SHORT TASK ::
Which lines include the word "text"? Copy each of them.

Dataset entries:
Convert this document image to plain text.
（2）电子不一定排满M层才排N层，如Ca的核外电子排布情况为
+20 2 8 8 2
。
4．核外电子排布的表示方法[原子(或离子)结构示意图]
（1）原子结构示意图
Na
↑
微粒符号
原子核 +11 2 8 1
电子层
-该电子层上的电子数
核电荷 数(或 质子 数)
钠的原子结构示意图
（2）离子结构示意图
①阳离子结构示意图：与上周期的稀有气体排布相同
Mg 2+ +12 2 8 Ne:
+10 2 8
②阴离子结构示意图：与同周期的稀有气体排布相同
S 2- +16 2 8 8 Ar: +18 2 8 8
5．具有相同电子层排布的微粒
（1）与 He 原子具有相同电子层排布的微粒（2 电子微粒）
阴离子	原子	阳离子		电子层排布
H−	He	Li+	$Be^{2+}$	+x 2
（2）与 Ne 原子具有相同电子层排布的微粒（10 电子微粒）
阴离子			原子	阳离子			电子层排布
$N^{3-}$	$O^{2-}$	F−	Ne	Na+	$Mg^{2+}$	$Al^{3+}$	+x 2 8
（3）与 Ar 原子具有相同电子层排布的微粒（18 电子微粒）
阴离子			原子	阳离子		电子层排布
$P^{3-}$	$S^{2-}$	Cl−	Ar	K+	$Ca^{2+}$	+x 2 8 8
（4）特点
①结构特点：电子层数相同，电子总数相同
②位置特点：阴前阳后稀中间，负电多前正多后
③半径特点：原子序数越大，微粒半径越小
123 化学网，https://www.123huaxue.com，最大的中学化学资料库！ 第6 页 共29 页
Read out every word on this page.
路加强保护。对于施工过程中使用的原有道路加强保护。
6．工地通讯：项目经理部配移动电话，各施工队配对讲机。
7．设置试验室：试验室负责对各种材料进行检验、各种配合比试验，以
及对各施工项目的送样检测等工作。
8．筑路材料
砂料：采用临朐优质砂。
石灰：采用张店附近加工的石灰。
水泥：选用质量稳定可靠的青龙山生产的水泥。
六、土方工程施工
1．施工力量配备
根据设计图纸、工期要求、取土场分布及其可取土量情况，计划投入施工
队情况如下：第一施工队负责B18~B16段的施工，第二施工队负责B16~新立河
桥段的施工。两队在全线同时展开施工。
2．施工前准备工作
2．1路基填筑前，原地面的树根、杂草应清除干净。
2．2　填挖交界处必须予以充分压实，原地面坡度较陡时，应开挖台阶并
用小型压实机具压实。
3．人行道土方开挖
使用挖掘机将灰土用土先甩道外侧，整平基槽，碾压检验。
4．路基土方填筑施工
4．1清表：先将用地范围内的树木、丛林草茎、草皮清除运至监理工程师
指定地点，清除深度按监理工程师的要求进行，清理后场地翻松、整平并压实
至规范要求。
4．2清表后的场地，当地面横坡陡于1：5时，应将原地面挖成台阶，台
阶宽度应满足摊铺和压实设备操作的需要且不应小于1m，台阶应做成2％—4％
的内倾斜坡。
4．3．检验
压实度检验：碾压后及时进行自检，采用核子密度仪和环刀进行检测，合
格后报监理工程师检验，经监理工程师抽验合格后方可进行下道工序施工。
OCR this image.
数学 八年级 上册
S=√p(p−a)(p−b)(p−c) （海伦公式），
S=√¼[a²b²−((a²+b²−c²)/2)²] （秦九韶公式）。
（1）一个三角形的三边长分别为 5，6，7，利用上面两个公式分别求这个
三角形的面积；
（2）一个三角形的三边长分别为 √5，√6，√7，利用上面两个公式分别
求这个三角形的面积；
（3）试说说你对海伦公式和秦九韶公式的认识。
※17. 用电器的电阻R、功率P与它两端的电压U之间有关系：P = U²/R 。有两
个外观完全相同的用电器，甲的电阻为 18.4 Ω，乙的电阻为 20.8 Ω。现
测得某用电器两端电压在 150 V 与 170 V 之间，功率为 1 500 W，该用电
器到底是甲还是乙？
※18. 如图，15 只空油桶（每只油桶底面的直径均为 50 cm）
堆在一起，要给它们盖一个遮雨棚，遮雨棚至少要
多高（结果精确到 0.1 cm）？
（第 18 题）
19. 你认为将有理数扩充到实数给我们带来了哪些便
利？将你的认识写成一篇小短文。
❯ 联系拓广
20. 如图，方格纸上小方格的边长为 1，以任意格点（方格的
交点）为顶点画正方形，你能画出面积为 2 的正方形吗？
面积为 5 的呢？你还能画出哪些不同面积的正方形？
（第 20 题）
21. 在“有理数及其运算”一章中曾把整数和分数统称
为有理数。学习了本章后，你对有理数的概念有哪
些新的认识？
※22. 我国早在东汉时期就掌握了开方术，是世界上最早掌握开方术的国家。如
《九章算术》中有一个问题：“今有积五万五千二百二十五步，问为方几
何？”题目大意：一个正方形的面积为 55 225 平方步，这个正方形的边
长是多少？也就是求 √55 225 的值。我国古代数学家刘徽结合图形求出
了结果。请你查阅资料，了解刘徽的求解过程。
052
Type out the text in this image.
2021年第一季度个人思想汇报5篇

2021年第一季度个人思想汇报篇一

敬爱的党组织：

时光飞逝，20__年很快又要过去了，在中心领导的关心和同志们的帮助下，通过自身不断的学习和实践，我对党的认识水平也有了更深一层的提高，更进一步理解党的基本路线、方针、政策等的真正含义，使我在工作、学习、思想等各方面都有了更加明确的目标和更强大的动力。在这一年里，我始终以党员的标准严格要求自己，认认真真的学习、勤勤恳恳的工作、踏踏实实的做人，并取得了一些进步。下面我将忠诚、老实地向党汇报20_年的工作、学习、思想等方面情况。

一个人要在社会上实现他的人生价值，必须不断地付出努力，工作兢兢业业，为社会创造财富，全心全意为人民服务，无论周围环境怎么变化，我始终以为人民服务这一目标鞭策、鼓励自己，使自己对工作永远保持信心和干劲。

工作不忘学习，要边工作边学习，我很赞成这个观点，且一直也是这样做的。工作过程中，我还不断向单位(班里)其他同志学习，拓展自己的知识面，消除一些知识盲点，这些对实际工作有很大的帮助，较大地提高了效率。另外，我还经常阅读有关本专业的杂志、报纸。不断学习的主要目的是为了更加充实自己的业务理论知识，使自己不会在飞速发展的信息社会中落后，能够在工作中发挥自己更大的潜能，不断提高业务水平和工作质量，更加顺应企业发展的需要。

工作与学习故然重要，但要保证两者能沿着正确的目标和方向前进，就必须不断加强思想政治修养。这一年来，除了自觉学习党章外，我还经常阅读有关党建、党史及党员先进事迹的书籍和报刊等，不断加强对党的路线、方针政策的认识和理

THE REPLY ::
Convert this document image to plain text.
Type out the text in this image.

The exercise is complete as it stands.